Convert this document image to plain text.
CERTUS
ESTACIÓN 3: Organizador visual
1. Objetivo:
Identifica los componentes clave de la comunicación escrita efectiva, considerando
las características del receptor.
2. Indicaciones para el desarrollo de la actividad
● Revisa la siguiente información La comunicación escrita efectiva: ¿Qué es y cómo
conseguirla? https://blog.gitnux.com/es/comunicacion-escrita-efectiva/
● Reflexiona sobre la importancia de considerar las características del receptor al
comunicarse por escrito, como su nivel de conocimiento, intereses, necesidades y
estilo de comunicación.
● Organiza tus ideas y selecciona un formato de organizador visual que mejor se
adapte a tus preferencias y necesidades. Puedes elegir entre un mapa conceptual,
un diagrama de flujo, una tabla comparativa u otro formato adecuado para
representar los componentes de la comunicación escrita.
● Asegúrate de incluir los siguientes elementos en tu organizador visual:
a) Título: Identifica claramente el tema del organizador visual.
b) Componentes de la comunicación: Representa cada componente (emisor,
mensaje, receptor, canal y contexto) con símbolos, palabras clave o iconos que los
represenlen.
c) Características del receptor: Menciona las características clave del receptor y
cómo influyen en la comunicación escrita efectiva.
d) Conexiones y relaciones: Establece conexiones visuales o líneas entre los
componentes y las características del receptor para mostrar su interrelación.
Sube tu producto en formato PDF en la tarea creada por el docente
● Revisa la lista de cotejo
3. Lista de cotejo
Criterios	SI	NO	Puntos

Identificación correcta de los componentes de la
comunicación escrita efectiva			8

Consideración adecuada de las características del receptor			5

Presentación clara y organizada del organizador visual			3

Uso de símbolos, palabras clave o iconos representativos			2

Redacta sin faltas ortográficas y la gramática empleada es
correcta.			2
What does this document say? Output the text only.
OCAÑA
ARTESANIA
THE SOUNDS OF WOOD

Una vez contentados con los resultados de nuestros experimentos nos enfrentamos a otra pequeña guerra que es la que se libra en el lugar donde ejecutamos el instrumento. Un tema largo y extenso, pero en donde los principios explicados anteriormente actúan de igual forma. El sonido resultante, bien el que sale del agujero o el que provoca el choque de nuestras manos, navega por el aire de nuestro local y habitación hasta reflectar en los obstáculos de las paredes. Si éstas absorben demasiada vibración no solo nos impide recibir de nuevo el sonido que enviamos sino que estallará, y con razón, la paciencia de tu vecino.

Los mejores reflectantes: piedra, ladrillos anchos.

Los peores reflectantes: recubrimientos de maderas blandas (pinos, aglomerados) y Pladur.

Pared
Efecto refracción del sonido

*What is being asked*
Of the lines in this material, state how many hold the string "Revisa". Write no other words.

*The reply*
2